**WHAT TO DO:**
Return all entries word for word, but drop any images.

Stored items from a collection:
★ ★ ★

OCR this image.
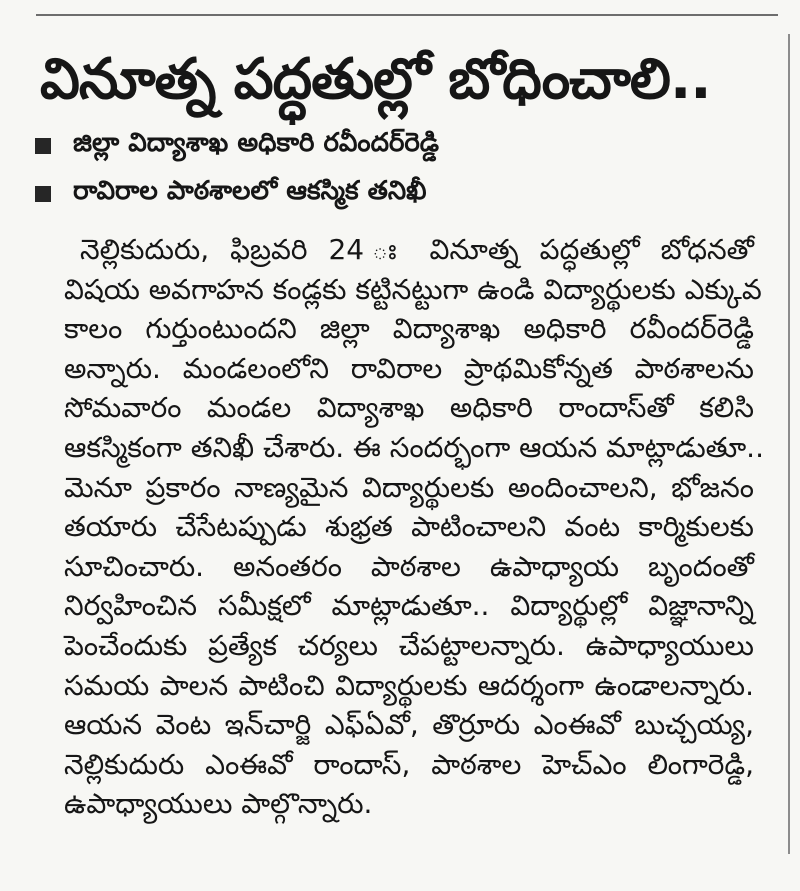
వినూత్న పద్ధతుల్లో బోధించాలి..
జిల్లా విద్యాశాఖ అధికారి రవీందర్‌రెడ్డి
రావిరాల పాఠశాలలో ఆకస్మిక తనిఖీ
నెల్లికుదురు, ఫిబ్రవరి 24 ః వినూత్న పద్ధతుల్లో బోధనతో
విషయ అవగాహన కండ్లకు కట్టినట్టుగా ఉండి విద్యార్థులకు ఎక్కువ
కాలం గుర్తుంటుందని జిల్లా విద్యాశాఖ అధికారి రవీందర్‌రెడ్డి
అన్నారు. మండలంలోని రావిరాల ప్రాథమికోన్నత పాఠశాలను
సోమవారం మండల విద్యాశాఖ అధికారి రాందాస్‌తో కలిసి
ఆకస్మికంగా తనిఖీ చేశారు. ఈ సందర్భంగా ఆయన మాట్లాడుతూ..
మెనూ ప్రకారం నాణ్యమైన విద్యార్థులకు అందించాలని, భోజనం
తయారు చేసేటప్పుడు శుభ్రత పాటించాలని వంట కార్మికులకు
సూచించారు. అనంతరం పాఠశాల ఉపాధ్యాయ బృందంతో
నిర్వహించిన సమీక్షలో మాట్లాడుతూ.. విద్యార్థుల్లో విజ్ఞానాన్ని
పెంచేందుకు ప్రత్యేక చర్యలు చేపట్టాలన్నారు. ఉపాధ్యాయులు
సమయ పాలన పాటించి విద్యార్థులకు ఆదర్శంగా ఉండాలన్నారు.
ఆయన వెంట ఇన్‌చార్జి ఎఫ్‌ఏవో, తొర్రూరు ఎంఈవో బుచ్చయ్య,
నెల్లికుదురు ఎంఈవో రాందాస్, పాఠశాల హెచ్‌ఎం లింగారెడ్డి,
ఉపాధ్యాయులు పాల్గొన్నారు.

★ ★ ★

**REPLY:**
OCR this image.
వినూత్న పద్ధతుల్లో బోధించాలి..
జిల్లా విద్యాశాఖ అధికారి రవీందర్‌రెడ్డి
రావిరాల పాఠశాలలో ఆకస్మిక తనిఖీ
నెల్లికుదురు, ఫిబ్రవరి 24 ః వినూత్న పద్ధతుల్లో బోధనతో
విషయ అవగాహన కండ్లకు కట్టినట్టుగా ఉండి విద్యార్థులకు ఎక్కువ
కాలం గుర్తుంటుందని జిల్లా విద్యాశాఖ అధికారి రవీందర్‌రెడ్డి
అన్నారు. మండలంలోని రావిరాల ప్రాథమికోన్నత పాఠశాలను
సోమవారం మండల విద్యాశాఖ అధికారి రాందాస్‌తో కలిసి
ఆకస్మికంగా తనిఖీ చేశారు. ఈ సందర్భంగా ఆయన మాట్లాడుతూ..
మెనూ ప్రకారం నాణ్యమైన విద్యార్థులకు అందించాలని, భోజనం
తయారు చేసేటప్పుడు శుభ్రత పాటించాలని వంట కార్మికులకు
సూచించారు. అనంతరం పాఠశాల ఉపాధ్యాయ బృందంతో
నిర్వహించిన సమీక్షలో మాట్లాడుతూ.. విద్యార్థుల్లో విజ్ఞానాన్ని
పెంచేందుకు ప్రత్యేక చర్యలు చేపట్టాలన్నారు. ఉపాధ్యాయులు
సమయ పాలన పాటించి విద్యార్థులకు ఆదర్శంగా ఉండాలన్నారు.
ఆయన వెంట ఇన్‌చార్జి ఎఫ్‌ఏవో, తొర్రూరు ఎంఈవో బుచ్చయ్య,
నెల్లికుదురు ఎంఈవో రాందాస్, పాఠశాల హెచ్‌ఎం లింగారెడ్డి,
ఉపాధ్యాయులు పాల్గొన్నారు.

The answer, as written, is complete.